WHAT YOU NEED TO DO.
For the material that follows, list every line containing the word "this".

++++++

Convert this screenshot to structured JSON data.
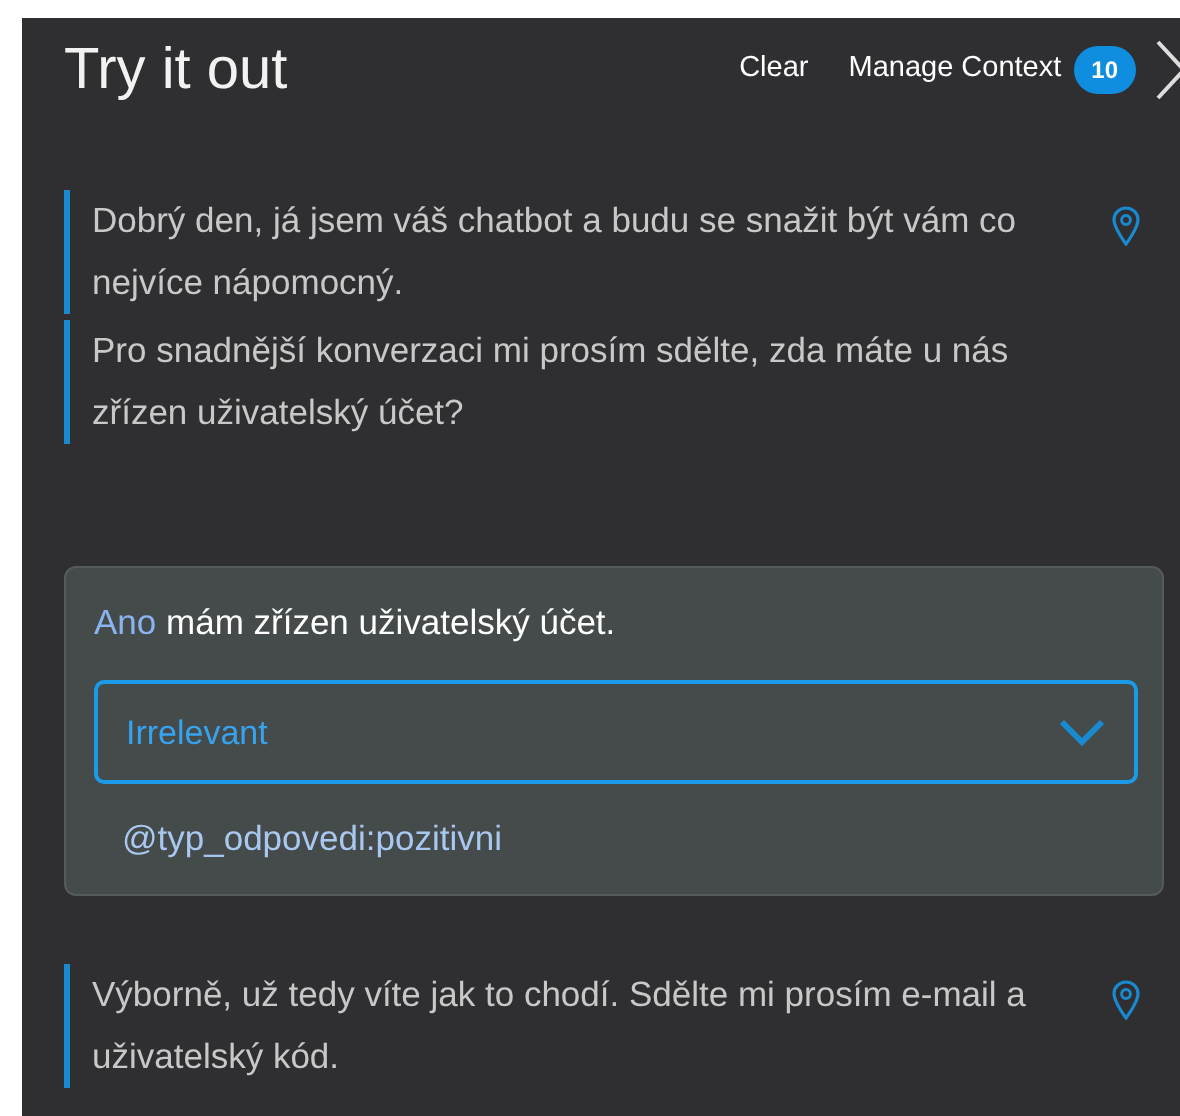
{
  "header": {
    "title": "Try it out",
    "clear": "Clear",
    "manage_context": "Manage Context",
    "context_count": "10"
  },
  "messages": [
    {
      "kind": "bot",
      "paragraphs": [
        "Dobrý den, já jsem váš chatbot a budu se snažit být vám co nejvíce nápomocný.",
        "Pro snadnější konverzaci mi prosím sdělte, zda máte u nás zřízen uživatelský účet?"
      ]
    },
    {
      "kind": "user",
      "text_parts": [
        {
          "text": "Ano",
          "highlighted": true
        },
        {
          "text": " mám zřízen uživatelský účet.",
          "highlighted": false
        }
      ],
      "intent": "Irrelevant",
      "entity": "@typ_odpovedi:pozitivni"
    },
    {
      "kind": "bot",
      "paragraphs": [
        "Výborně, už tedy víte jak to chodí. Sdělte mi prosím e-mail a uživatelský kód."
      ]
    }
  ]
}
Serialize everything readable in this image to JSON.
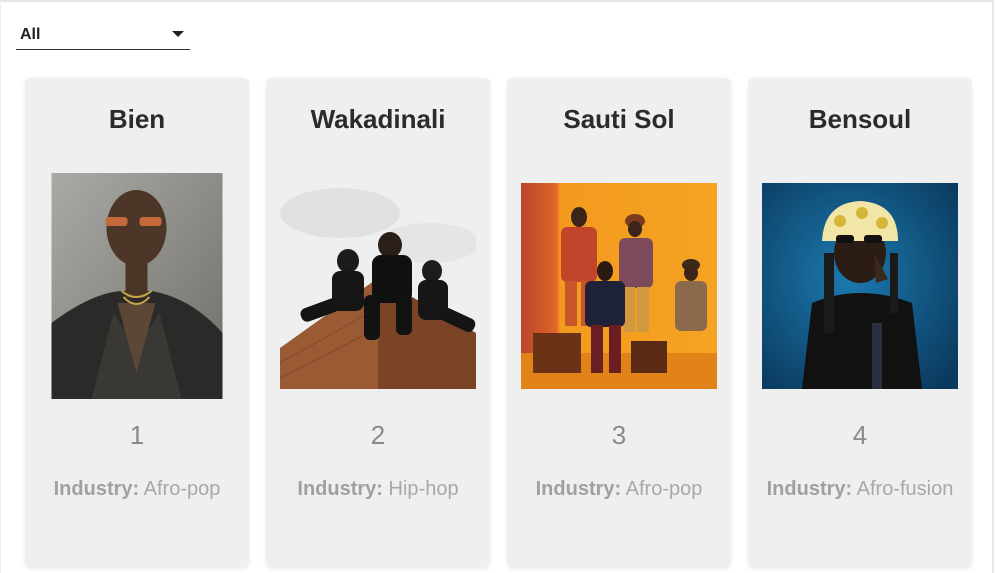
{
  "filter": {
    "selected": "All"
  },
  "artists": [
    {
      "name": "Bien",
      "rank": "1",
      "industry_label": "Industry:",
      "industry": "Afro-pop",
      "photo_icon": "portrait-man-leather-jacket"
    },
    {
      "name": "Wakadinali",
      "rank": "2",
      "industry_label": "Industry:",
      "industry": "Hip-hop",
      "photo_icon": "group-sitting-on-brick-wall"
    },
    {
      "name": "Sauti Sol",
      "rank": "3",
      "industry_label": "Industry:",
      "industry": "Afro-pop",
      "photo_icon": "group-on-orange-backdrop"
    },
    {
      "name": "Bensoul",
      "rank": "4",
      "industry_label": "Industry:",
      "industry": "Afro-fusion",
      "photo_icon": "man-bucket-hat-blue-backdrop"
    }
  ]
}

++++++

EXERCISE RESPONSE.
Convert this screenshot to structured JSON data.
Serialize everything readable in this image to JSON.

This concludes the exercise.